**Problem statement:** Copy out all the lines in the records that include the word "переведенных".
Start of Supplied information
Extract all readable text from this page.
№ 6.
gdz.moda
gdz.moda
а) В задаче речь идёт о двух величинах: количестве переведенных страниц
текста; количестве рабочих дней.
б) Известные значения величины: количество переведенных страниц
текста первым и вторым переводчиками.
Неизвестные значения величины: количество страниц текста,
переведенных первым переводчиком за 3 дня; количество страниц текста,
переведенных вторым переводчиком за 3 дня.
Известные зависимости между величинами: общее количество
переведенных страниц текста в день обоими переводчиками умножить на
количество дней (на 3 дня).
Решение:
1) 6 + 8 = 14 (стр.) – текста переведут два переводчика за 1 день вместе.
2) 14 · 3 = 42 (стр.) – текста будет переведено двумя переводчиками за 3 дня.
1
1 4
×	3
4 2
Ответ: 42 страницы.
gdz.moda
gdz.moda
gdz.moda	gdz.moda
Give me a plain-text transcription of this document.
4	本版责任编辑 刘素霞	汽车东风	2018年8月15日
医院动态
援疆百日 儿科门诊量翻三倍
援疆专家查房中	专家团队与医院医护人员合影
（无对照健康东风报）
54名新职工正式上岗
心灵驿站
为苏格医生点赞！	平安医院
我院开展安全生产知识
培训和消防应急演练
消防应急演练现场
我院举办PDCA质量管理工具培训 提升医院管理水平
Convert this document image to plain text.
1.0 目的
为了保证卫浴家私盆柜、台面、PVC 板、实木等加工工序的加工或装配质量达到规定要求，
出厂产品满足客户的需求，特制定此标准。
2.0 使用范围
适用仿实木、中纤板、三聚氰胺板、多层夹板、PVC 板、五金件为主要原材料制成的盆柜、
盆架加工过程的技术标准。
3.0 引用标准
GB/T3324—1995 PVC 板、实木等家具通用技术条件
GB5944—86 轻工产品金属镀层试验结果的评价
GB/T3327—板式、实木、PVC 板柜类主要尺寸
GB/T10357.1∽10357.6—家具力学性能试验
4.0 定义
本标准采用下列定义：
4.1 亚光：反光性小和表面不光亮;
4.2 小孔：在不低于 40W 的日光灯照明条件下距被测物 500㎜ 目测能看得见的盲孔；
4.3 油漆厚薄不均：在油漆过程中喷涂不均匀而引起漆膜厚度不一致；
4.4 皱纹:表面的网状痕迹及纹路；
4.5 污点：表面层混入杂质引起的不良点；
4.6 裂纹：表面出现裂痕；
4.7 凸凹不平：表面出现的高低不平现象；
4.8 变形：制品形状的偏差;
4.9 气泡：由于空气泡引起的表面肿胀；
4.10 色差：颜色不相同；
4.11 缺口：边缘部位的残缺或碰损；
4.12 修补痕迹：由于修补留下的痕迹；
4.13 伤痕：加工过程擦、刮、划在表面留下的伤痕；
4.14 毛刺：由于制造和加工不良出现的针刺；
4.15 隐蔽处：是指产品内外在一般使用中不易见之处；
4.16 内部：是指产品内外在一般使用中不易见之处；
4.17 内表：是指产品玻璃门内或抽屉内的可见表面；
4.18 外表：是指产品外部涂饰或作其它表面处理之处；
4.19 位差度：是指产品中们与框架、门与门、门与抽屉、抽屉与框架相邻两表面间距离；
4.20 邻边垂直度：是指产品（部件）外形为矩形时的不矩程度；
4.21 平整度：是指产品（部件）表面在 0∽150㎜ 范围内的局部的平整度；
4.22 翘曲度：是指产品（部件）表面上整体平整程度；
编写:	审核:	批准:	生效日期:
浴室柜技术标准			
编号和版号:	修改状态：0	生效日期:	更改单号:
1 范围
End of Supplied information
**Right answer:**
а) В задаче речь идёт о двух величинах: количестве переведенных страниц
б) Известные значения величины: количество переведенных страниц
переведенных первым переводчиком за 3 дня; количество страниц текста,
переведенных вторым переводчиком за 3 дня.
переведенных страниц текста в день обоими переводчиками умножить на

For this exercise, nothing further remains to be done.